§ **Excerpt provided**:
Thursday, April 2, 2015

Autism Acceptance and why I'm not wearing blue today

April 2, National Autism Acceptance Day, not awareness day.  Awareness isn't enough.  Awareness means you know about it.  Who isn't aware of autism these days?  I'm more than "aware" I live with it. It stares back at me when I look in the mirror.  It moves with me every time I run into a wall, misjudge a step, forget to pay a bill, whiff someone's strong perfume from across a large room, every time I can see an oscillation in a fluorescent light bulb, or the deafening noise of the Walmart.  I am aware of it every waking moment of my life, all 54 years of it.  I've heard whispering behind my back about how strange I am.  I've been labeled as certifiably insane by my family of origin.  I've been teased, taunted, bullied and horribly, unspeakably abused.  I'm very aware of autism!

Some people are going to read this blog and say to themselves...ah! She's not autistic, she is too articulate, too educated, seems too "normal."  Possibly followed by, oh she must be "high functioning."  I'm here to tell you, there is no such thing as "high functioning autism."  What there is, instead, is experience, those things that change with age for everyone (even we autistic folks), learned behaviors, learned and finely tuned coping strategies, courage, determination and the strength of character not to be diminished by how we've been treated, no matter how inappropriate that treatment has been.  We have all had to "fake it until we make it" in this life on the false belief we will one day actually make it.  On so many levels, I am still faking it and I know I won't make it.  I fake it to get by, to keep my job, to preserve relationships, to do my grocery shopping, to see a doctor, to get any of a great number of things accomplished in life.  I will never be "normal."

To be fair, I don't want to be normal.  Being autistic has given me gifts I would not trade for the world.  I can say, without irony or sarcasm, that I have never been bored a moment of my life.  The ability to focus on just one thing at a time may be tested on a regular basis, but boredom has never been an issue.  It gave me both intellectual and creative giftedness, and to possess both is a rare gift indeed.  I have comorbid attention deficit, hyperactivity disorder with an emphasis on hyperactivity.  This means that I'm creative, too smart for my own good and have enough energy to carry out anything which resides in my imagination, and that is an imagination that comes as full color pictures in my head.  I'm very visually oriented and I often follow the pictures in my head rather than instructions because it is faster and easier.  I make a lot of things look quite easy.

§ **Given records**:
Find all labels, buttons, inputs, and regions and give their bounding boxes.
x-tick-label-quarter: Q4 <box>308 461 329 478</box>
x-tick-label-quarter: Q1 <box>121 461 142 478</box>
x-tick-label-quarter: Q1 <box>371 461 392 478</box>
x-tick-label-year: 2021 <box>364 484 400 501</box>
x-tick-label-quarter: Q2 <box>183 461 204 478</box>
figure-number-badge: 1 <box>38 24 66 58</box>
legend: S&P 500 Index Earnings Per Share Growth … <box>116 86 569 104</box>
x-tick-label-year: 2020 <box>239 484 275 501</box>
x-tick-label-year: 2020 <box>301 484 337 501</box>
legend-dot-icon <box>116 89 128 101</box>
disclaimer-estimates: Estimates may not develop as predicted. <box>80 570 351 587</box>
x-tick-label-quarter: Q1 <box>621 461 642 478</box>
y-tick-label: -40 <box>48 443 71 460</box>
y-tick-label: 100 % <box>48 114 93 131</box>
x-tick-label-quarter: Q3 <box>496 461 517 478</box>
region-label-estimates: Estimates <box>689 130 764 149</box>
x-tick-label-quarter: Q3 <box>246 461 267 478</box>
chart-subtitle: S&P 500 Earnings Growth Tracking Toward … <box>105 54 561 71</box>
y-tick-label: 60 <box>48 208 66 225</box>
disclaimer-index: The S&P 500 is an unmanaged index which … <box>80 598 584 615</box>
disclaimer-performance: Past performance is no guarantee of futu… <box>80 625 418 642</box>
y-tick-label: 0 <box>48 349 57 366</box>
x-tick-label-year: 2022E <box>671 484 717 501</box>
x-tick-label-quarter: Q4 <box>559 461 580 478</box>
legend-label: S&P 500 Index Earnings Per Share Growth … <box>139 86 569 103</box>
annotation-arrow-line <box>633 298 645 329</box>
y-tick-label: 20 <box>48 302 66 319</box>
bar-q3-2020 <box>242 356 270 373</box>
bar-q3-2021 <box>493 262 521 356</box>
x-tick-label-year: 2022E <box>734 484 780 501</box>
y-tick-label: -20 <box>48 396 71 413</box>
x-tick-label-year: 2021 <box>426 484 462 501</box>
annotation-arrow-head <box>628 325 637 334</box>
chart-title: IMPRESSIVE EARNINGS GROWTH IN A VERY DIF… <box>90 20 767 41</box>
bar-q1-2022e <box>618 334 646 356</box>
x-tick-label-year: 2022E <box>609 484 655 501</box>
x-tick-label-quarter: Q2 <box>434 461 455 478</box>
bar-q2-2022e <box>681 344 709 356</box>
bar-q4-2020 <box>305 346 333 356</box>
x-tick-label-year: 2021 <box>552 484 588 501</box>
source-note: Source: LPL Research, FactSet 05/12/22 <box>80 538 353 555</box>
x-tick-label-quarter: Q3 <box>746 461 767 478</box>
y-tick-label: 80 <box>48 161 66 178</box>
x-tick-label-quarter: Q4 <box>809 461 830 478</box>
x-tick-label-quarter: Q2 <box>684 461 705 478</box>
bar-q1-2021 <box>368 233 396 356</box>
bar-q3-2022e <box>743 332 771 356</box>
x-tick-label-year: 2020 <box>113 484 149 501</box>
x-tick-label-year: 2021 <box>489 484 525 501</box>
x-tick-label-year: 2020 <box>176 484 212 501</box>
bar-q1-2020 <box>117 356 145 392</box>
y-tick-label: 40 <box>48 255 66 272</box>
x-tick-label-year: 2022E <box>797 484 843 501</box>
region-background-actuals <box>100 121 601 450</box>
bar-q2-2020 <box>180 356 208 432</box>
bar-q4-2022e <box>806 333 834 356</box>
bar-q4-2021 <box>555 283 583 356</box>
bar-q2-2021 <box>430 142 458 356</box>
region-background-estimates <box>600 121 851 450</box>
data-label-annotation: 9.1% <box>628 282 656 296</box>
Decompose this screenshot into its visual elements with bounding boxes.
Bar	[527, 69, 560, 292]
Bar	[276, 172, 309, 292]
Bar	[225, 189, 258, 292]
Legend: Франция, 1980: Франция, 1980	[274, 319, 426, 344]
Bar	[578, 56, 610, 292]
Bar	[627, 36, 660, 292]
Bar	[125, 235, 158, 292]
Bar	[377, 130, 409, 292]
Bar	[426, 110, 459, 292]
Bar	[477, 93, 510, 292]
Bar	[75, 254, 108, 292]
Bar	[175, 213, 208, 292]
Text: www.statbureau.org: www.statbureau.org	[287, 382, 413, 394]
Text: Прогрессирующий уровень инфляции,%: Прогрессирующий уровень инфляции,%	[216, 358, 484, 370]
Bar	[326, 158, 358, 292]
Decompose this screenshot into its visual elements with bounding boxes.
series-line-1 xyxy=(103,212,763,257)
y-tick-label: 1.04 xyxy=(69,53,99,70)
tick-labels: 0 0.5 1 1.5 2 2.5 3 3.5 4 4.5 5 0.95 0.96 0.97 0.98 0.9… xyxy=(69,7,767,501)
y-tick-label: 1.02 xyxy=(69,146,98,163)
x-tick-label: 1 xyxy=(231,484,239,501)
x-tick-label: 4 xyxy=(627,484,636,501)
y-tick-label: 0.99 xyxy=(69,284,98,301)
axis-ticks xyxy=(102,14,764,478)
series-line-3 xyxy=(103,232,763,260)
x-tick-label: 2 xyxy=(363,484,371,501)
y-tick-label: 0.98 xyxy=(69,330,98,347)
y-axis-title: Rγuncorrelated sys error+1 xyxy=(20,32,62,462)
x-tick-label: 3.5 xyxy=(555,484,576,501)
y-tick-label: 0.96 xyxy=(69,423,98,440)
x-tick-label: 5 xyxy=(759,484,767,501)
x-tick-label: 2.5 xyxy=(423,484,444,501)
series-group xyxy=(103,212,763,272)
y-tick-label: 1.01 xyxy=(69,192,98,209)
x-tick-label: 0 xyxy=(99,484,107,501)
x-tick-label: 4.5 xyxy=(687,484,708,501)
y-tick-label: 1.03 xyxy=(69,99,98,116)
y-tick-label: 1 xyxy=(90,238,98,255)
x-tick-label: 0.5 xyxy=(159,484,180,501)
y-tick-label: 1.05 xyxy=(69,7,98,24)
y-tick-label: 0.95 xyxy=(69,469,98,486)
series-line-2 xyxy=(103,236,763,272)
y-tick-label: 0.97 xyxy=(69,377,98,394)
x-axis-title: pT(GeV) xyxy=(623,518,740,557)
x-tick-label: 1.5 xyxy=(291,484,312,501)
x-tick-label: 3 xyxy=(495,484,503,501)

§ **Task list**:
1. Using the autism acceptance post, mark each statement yes or no and support it with the deciding words quoted from that post. (a) The writer is 54 years old. (b) The writer holds that "high functioning autism" exists. (c) The writer has frequently struggled with boredom.
2. Echo, word for word, the part of the autism acceptance post that opens with the words containing "Thursday, April 2, 2015" and closes with "aware of autism!".

§ **Responses per task**:
1.
(a) Yes: "I am aware of it every waking moment of my life, all 54 years of it."
(b) No: "there is no such thing as "high functioning autism.""
(c) No: "boredom has never been an issue."

2.
Thursday, April 2, 2015

Autism Acceptance and why I'm not wearing blue today

April 2, National Autism Acceptance Day, not awareness day.  Awareness isn't enough.  Awareness means you know about it.  Who isn't aware of autism these days?  I'm more than "aware" I live with it. It stares back at me when I look in the mirror.  It moves with me every time I run into a wall, misjudge a step, forget to pay a bill, whiff someone's strong perfume from across a large room, every time I can see an oscillation in a fluorescent light bulb, or the deafening noise of the Walmart.  I am aware of it every waking moment of my life, all 54 years of it.  I've heard whispering behind my back about how strange I am.  I've been labeled as certifiably insane by my family of origin.  I've been teased, taunted, bullied and horribly, unspeakably abused.  I'm very aware of autism!